▶ WHAT YOU SHOULD DO:
Every line holding the string "ylabel" should be gathered.

▶ Stored items from a collection:
━━━━━━━━━━━━━━━━

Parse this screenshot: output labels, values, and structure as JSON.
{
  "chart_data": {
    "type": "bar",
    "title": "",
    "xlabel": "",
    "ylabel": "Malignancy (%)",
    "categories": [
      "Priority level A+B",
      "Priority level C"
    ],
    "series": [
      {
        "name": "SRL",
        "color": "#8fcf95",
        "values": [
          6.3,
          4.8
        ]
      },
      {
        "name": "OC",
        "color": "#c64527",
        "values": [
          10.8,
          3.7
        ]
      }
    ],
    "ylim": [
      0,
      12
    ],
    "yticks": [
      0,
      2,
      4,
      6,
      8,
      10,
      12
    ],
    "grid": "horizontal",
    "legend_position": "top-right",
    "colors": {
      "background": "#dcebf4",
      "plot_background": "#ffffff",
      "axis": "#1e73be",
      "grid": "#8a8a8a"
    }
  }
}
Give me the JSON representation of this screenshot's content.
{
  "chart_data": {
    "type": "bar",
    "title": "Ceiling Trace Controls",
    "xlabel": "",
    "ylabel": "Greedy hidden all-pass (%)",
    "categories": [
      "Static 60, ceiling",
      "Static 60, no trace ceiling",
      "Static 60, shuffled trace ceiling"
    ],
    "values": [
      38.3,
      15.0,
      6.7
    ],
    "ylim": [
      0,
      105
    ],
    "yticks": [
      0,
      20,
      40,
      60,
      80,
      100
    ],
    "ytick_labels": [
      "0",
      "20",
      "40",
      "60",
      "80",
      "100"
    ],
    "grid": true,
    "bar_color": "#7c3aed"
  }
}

━━━━━━━━━━━━━━━━

▶ ANSWER TO THIS EXERCISE:
    "ylabel": "Malignancy (%)",
    "ylabel": "Greedy hidden all-pass (%)",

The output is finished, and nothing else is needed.